> What needs to be done:
Could you write out the passage of the Alabama history text starting with "During Reconstruction, Alabama" and going on through "in November 1874.", keeping every word as it appears?

> Text extract:
During Reconstruction, Alabama was under military rule until it was readmitted to the Union in 1868. For the next six years, Republicans held most top political positions in the state. With the help of the Ku Klux Klan, Democrats regained political control of the state in November 1874.

Cotton remained the foundation of the Alabama economy in the late 19th and early 20th centuries. However, with the abolition of slavery it was now raised by sharecroppers—white and black landless farmers who paid for the land they rented from planters with the cotton they harvested. Alabama also attempted to create a "New South" in which agriculture would be balanced by industry. In the 1880s and 1890s, at least 20 Alabama towns were touted as ironworking centers. Birmingham, founded in 1871, became the New South's leading industrial center. Its promoters invested in pig iron furnaces, coal mines, steel plants, and real estate. Small companies merged with bigger ones, which were taken over, in turn, by giant corporations. In 1907, Birmingham's Tennessee Coal, Iron, and Railroad Co. was purchased by the nation's largest steelmaker, US Steel.

Another major Alabama enterprise was cotton milling. By 1900, 9,000 men, women, and children were employed in Alabama mills; most of these white workers were farm folk who had lost their land after the Civil War because of mounting debts and low cotton prices. Wages in mills were so low that entire families had to work hours as long as those they had endured as farmers.

The rise in the rate of farm tenancy produced a corresponding increase in social and political unrest. Discontented farmers and factory workers allied during the 1890s in the Populist Party in an attempt to overthrow the Bourbon Democrats who had dominated Alabama politics for two decades. Although a number of Populists were elected to the Alabama legislature, no Populist candidate succeeded in winning the governorship, primarily because Democrats manipulated the black vote to their own advantage. In 1901, Alabama adopted a new state constitution containing numerous restrictions on voting, supposedly to end vote manipulation and restore honest elections. The tangible result of these new rules was to disenfranchise almost all Alabama black voters and thousands of poor whites. For example, the total of blacks registered in 14 counties fell from 78,311 in 1900 to 1,081 in 1903. As recently as 1941, fewer than 25% of Alabama adults were registered voters. In 1960, no blacks voted in Lowndes or Wilcox counties, 80% and 78% black, respectively.

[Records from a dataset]

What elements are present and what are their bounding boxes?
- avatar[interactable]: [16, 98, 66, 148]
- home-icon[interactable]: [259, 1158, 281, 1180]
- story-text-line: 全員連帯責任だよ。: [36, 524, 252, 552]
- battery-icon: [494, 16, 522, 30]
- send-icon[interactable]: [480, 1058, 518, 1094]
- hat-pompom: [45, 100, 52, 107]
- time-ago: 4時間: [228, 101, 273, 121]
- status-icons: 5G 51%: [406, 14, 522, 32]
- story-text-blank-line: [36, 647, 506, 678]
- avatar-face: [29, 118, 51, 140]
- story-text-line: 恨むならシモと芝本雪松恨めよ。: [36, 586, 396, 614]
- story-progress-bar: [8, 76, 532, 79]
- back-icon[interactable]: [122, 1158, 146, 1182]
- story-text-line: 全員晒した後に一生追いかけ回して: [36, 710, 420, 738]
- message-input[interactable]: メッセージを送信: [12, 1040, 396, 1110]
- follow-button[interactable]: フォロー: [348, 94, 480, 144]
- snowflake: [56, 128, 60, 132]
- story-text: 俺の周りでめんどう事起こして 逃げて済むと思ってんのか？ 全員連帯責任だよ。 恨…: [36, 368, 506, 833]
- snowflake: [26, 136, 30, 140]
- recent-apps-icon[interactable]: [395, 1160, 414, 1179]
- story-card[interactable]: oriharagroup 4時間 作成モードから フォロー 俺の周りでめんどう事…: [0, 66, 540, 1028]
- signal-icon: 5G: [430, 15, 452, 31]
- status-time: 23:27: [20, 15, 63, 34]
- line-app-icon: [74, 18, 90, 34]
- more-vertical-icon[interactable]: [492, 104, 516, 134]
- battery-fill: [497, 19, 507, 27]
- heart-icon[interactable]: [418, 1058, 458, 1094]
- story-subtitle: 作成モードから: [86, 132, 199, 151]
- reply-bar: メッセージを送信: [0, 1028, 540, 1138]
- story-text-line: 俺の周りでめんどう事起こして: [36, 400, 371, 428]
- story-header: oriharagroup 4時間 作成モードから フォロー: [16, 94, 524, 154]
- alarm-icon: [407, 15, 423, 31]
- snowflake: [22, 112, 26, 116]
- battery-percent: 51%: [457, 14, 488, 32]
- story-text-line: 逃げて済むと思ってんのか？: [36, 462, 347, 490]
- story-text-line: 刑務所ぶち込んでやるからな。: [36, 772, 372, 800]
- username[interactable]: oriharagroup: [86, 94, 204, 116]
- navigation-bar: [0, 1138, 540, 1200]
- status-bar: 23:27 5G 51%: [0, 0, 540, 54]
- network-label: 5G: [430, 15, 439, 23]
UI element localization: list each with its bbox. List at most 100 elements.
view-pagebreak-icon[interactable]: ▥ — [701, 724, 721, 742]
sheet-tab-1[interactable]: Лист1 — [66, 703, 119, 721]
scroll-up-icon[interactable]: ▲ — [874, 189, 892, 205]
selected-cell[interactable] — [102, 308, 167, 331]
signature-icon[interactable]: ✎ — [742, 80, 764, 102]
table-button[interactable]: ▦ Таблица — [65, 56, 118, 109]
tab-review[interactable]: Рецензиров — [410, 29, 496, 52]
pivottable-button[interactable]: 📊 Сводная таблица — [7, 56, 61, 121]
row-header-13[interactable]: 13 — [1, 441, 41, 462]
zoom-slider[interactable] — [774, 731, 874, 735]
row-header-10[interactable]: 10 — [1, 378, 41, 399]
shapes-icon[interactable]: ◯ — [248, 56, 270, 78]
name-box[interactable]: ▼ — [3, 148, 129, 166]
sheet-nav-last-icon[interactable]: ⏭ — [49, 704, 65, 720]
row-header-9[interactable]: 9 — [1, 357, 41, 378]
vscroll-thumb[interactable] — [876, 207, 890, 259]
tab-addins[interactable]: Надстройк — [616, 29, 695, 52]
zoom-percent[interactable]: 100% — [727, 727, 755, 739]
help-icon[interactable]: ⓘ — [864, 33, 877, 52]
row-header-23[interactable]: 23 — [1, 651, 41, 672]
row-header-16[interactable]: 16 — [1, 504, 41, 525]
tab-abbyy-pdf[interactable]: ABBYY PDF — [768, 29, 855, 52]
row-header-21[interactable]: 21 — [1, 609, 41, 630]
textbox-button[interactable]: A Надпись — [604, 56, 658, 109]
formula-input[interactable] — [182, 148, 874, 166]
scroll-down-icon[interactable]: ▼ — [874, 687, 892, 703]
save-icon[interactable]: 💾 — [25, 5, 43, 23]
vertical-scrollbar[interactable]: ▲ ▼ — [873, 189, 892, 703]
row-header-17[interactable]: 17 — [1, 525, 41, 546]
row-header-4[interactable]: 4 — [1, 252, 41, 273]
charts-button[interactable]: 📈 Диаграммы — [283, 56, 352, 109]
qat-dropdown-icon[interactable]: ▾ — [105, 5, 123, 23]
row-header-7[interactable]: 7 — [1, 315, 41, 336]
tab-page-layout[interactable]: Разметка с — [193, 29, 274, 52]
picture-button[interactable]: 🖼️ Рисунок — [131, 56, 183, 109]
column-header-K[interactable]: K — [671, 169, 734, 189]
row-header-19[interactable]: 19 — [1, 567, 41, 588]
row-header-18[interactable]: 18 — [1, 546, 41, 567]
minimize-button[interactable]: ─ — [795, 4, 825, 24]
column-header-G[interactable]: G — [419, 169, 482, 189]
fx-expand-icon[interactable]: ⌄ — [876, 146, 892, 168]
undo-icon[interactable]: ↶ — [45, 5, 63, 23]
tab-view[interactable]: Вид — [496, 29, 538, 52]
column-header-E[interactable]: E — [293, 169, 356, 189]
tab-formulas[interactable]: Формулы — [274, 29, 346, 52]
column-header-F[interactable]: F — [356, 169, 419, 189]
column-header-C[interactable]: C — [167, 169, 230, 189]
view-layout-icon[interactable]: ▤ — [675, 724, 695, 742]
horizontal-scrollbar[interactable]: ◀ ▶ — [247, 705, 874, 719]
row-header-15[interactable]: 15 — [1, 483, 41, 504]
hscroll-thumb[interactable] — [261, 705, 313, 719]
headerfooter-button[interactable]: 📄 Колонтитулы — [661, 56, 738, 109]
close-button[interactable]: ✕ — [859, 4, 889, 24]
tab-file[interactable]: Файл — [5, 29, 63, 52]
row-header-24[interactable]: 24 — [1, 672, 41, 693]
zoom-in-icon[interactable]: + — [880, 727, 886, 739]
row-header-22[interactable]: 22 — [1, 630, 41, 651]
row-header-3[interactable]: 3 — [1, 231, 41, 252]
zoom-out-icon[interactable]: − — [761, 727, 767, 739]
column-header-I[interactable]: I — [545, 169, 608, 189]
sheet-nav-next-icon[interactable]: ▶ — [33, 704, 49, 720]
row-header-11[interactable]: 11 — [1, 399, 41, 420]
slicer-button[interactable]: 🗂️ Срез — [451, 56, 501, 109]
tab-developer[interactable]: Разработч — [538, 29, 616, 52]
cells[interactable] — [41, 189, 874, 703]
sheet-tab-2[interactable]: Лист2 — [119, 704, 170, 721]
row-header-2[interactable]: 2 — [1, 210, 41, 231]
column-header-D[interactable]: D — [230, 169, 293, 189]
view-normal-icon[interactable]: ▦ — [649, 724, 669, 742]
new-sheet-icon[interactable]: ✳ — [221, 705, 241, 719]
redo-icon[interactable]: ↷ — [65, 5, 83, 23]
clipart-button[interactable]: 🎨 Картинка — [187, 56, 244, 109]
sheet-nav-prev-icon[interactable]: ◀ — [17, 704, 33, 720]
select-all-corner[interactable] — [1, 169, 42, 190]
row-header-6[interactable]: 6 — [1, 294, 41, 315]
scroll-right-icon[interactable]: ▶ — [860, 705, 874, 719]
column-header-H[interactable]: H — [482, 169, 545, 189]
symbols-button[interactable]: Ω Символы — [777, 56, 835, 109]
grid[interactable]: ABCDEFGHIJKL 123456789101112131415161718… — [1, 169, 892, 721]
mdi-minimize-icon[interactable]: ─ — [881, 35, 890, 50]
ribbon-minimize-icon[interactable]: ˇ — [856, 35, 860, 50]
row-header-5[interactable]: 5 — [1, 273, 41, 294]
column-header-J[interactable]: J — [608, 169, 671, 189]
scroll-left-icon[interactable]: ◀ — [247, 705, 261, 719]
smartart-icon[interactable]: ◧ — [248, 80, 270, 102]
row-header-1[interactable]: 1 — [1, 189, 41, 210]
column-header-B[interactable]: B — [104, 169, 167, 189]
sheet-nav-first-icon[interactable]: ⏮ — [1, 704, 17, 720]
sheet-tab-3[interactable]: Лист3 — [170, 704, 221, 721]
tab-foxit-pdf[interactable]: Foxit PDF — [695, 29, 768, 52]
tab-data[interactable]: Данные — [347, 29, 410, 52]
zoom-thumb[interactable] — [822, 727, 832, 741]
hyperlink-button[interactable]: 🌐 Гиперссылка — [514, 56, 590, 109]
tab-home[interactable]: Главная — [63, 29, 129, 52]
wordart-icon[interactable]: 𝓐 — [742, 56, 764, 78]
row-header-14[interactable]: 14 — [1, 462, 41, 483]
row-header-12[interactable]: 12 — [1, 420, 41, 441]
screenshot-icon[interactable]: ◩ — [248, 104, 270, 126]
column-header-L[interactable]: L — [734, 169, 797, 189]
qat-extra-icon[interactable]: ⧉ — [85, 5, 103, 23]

> Reply to the exercise:
During Reconstruction, Alabama was under military rule until it was readmitted to the Union in 1868. For the next six years, Republicans held most top political positions in the state. With the help of the Ku Klux Klan, Democrats regained political control of the state in November 1874.